Report every line from the material that contains the word "road".
□ □ □ □ □ □ □
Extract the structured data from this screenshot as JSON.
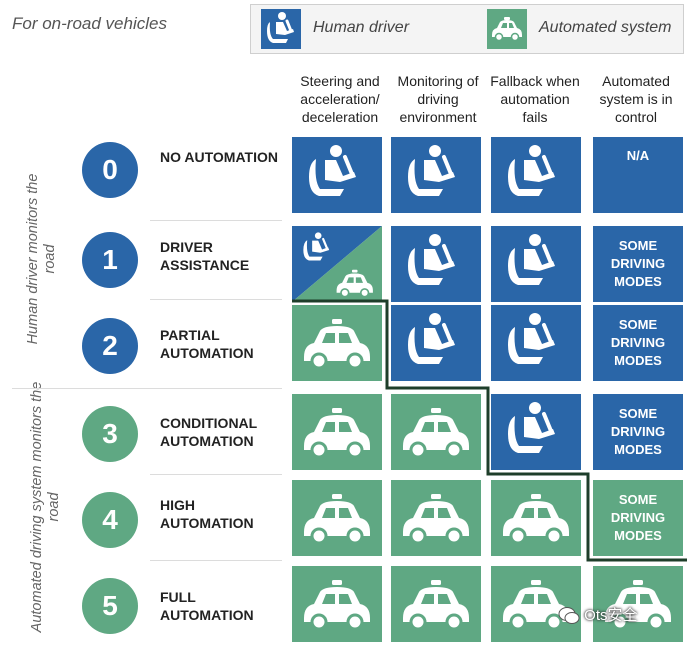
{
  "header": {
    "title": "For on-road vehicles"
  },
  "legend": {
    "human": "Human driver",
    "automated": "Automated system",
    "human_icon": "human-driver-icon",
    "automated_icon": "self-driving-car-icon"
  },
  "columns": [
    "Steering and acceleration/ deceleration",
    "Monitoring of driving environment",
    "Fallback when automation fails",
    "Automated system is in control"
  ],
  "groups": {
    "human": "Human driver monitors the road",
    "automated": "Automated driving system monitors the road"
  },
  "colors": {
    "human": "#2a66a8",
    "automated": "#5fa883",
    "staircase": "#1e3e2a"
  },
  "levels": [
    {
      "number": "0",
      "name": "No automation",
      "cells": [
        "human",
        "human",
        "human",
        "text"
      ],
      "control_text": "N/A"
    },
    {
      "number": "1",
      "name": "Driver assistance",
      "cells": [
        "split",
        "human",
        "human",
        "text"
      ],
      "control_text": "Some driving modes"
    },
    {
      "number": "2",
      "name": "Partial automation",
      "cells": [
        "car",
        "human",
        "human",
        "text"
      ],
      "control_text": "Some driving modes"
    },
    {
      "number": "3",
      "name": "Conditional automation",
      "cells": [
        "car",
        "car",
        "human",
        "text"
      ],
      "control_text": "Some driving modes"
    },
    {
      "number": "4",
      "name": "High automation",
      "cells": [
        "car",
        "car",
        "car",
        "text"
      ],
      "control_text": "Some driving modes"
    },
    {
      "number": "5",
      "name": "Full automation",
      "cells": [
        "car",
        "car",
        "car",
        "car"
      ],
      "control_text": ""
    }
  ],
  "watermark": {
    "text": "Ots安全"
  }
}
□ □ □ □ □ □ □
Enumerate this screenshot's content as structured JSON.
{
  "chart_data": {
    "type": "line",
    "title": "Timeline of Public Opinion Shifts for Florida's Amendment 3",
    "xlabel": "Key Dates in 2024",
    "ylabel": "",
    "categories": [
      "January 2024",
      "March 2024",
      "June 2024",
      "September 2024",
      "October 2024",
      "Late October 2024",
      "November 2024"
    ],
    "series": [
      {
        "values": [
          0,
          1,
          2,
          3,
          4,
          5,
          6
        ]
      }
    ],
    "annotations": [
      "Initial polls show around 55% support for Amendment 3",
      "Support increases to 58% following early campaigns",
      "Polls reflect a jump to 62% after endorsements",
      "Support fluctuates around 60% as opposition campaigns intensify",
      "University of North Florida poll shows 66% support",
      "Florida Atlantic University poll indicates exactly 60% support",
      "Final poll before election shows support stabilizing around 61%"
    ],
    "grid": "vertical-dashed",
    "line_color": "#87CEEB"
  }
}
□ □ □ □ □ □ □
*Output of the exercise*:
    "title": "For on-road vehicles"
    "human": "Human driver monitors the road",
    "automated": "Automated driving system monitors the road"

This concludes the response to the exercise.